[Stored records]
###

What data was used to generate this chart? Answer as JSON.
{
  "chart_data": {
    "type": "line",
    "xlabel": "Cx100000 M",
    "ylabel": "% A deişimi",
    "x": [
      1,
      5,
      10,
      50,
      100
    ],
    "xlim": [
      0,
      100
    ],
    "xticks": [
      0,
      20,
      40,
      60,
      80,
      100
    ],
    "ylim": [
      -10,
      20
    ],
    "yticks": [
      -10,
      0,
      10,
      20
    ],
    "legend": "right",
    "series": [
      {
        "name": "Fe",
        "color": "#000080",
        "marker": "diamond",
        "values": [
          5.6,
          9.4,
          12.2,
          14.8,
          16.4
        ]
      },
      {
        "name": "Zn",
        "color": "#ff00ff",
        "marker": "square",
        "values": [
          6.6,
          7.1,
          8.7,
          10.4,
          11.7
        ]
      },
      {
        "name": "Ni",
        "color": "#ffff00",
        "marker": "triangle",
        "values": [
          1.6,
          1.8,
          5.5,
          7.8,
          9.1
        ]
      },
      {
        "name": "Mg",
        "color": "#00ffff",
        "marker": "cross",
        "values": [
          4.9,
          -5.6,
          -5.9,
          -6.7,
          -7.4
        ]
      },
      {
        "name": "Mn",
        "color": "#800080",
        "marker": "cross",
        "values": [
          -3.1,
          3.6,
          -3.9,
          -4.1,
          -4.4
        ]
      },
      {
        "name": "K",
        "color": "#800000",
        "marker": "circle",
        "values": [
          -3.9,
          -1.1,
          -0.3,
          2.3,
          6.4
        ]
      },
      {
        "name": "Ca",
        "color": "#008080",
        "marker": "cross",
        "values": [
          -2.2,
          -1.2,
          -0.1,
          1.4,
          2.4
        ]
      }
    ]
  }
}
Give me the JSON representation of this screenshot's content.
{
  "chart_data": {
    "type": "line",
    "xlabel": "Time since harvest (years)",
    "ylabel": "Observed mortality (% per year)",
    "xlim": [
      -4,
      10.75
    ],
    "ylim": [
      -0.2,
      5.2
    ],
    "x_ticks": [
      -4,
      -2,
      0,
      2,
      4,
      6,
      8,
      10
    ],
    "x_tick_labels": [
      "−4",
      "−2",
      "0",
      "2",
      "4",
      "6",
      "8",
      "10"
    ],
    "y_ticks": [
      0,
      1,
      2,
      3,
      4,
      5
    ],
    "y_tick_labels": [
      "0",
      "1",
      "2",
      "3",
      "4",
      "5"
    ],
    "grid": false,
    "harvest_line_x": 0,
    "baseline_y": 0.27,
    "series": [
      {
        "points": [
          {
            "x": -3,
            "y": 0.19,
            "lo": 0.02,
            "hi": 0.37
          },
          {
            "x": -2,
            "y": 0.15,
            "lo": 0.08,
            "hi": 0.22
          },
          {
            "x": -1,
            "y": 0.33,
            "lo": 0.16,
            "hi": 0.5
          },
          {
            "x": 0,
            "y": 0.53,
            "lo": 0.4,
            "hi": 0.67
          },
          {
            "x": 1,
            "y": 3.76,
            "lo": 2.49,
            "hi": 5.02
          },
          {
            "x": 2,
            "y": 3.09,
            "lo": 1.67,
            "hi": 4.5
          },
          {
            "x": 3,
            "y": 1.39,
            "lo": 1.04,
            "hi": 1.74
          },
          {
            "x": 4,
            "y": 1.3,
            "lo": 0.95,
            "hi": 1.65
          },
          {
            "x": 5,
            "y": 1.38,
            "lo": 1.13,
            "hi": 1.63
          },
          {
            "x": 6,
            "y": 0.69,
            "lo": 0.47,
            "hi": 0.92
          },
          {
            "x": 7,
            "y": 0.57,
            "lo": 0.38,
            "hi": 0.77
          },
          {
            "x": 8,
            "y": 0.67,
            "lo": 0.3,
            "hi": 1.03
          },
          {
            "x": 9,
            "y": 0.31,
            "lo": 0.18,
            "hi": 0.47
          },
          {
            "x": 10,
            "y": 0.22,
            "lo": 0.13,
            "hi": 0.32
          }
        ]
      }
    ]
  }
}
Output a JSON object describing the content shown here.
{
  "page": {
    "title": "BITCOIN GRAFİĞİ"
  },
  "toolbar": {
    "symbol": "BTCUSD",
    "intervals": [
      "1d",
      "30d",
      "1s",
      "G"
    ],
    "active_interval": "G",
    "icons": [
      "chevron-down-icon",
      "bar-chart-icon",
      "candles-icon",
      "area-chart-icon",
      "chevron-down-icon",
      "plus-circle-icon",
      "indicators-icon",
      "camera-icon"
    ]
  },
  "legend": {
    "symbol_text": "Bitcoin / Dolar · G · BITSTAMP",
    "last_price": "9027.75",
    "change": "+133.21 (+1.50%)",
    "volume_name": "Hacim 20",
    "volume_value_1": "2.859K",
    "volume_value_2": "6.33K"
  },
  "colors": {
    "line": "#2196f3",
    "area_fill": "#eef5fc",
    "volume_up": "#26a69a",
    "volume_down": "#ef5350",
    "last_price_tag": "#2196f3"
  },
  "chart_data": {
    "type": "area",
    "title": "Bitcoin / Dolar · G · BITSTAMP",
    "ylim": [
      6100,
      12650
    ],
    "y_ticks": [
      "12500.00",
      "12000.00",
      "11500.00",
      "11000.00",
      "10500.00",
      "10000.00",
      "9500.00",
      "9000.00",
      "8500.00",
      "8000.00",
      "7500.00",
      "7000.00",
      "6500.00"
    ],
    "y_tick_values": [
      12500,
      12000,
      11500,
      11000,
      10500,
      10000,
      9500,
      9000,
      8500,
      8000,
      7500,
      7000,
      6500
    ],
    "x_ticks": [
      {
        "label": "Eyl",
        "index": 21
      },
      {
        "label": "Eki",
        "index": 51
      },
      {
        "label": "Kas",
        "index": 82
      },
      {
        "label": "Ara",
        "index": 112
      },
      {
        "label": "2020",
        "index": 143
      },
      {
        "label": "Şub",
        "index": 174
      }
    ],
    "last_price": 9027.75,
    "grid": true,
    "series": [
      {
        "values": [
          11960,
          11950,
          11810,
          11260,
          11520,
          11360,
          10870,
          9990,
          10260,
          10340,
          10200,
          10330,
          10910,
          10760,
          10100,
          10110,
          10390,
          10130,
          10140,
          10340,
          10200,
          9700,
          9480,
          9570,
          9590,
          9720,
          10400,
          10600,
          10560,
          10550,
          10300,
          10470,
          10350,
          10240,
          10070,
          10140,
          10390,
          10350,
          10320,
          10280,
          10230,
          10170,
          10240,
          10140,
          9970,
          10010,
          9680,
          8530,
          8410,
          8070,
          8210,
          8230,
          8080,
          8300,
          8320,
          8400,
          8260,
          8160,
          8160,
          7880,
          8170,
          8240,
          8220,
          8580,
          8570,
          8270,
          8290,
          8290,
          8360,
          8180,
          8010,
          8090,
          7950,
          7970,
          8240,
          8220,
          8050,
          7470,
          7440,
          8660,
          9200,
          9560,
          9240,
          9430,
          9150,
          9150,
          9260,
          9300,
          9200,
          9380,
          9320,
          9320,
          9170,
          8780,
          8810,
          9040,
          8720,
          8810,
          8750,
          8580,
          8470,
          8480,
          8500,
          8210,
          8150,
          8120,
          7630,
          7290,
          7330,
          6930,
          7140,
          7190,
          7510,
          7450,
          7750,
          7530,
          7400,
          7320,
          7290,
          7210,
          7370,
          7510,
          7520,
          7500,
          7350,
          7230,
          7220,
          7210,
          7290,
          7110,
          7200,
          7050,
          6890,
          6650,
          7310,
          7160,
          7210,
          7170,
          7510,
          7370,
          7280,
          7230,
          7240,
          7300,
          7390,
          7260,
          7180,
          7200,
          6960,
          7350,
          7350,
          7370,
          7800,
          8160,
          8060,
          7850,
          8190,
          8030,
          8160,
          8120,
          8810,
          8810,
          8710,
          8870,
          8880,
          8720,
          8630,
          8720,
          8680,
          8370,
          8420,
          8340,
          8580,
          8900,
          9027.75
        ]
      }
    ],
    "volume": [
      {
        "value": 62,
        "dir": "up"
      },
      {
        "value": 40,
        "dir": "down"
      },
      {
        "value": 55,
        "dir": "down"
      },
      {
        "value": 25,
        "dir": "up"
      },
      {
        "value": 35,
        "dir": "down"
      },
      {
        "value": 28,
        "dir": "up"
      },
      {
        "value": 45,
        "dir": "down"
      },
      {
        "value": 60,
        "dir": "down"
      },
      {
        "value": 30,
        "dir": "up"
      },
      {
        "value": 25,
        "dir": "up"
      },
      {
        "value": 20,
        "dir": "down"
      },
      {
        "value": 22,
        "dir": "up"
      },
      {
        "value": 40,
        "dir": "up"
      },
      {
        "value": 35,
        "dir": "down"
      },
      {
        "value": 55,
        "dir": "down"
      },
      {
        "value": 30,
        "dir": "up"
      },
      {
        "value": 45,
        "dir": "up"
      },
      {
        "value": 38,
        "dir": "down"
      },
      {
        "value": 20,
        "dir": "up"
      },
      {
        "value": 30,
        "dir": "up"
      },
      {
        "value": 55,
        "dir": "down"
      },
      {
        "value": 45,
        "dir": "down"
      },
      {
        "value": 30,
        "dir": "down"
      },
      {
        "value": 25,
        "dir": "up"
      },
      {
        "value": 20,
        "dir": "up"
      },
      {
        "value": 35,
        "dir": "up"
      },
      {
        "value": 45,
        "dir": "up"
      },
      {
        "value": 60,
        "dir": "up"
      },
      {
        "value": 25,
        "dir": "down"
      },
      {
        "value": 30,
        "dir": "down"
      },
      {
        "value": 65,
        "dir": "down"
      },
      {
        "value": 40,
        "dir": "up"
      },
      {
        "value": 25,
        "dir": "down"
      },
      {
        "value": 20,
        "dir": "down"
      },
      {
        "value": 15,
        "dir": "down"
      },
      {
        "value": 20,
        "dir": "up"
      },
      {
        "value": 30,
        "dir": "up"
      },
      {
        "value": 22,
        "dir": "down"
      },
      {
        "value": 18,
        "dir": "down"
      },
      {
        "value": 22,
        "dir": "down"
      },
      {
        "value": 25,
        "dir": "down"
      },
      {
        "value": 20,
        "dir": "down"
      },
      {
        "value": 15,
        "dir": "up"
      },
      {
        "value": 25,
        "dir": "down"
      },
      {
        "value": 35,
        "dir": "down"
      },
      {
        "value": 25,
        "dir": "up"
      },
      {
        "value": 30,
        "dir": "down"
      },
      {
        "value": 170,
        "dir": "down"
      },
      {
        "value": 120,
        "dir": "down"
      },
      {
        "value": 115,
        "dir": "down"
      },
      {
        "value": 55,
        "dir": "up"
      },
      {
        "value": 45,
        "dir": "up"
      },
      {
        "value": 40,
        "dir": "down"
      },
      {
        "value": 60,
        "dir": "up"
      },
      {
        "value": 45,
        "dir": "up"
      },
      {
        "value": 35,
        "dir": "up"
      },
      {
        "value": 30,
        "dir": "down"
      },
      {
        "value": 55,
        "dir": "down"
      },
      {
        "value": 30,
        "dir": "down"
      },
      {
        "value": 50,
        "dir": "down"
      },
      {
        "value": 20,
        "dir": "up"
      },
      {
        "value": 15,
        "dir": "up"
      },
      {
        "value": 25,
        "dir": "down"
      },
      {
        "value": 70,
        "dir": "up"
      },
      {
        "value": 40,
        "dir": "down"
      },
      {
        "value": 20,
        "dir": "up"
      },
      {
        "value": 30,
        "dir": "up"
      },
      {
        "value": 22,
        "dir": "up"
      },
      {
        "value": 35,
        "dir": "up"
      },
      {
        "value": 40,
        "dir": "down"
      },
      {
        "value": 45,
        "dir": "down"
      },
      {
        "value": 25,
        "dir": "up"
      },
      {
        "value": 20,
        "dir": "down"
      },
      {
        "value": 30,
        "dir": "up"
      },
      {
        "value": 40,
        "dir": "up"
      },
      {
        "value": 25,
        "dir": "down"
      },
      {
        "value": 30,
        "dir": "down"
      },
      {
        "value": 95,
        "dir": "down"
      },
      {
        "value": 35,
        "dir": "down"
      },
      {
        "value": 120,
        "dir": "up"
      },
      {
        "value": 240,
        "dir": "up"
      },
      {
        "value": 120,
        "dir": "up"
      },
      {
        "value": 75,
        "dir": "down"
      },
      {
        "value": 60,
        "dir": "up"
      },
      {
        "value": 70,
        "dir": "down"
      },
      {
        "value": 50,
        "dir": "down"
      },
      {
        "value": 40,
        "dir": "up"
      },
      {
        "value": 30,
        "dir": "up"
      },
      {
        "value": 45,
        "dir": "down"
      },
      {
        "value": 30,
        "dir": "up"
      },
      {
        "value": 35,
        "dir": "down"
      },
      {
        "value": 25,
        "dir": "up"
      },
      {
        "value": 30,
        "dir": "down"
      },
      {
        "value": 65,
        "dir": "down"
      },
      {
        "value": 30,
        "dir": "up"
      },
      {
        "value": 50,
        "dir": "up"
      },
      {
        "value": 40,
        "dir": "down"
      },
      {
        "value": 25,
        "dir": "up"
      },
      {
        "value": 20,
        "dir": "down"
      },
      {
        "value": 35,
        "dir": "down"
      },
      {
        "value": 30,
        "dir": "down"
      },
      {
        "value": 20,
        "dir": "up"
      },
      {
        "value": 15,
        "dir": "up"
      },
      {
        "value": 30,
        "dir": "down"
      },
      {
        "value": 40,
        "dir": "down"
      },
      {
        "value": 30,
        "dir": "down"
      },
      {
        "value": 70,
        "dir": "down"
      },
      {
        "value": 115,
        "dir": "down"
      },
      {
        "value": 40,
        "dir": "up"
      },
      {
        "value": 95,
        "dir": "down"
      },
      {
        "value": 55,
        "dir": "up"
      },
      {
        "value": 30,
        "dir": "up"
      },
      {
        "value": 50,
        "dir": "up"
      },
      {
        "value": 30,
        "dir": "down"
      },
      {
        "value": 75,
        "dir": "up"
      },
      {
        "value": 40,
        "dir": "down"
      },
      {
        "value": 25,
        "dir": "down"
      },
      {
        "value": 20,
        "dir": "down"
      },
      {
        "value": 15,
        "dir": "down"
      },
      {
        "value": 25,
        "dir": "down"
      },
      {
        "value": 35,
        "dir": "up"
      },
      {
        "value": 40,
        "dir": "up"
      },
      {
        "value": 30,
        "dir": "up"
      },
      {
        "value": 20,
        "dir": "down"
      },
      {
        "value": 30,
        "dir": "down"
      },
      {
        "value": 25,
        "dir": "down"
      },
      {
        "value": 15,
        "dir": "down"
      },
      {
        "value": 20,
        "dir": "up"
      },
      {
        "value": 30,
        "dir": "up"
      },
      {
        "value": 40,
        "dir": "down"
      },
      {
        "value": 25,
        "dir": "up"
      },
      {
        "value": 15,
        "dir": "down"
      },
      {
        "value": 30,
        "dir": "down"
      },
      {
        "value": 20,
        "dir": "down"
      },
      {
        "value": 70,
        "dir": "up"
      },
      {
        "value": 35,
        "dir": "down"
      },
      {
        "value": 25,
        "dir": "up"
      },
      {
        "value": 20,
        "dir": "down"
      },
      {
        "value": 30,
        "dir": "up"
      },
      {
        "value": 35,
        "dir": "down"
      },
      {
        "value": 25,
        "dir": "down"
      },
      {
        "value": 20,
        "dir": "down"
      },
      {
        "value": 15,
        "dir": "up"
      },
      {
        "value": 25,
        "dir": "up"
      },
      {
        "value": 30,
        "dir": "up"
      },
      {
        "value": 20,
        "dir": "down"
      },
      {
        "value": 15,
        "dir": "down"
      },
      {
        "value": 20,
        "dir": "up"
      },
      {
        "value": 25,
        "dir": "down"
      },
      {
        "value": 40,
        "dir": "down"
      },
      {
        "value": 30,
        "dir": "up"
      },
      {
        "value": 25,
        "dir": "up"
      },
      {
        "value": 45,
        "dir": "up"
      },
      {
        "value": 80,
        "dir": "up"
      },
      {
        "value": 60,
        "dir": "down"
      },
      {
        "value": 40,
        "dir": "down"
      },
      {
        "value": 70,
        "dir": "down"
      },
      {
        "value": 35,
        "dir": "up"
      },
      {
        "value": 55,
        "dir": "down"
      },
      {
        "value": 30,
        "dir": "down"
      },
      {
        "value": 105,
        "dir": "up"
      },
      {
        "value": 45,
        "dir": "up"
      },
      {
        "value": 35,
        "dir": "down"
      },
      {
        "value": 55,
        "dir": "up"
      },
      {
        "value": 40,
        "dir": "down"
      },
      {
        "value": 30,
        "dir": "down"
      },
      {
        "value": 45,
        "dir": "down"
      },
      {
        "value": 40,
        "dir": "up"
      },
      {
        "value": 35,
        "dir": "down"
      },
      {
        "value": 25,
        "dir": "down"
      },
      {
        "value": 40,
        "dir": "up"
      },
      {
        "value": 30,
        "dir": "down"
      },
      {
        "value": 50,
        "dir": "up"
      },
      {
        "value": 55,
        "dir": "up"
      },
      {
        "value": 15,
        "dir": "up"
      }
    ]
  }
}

###

WORK INSTRUCTIONS | Show each line holding the word "index".

FULL SOLUTION |
        "index": 21
        "index": 51
        "index": 82
        "index": 112
        "index": 143
        "index": 174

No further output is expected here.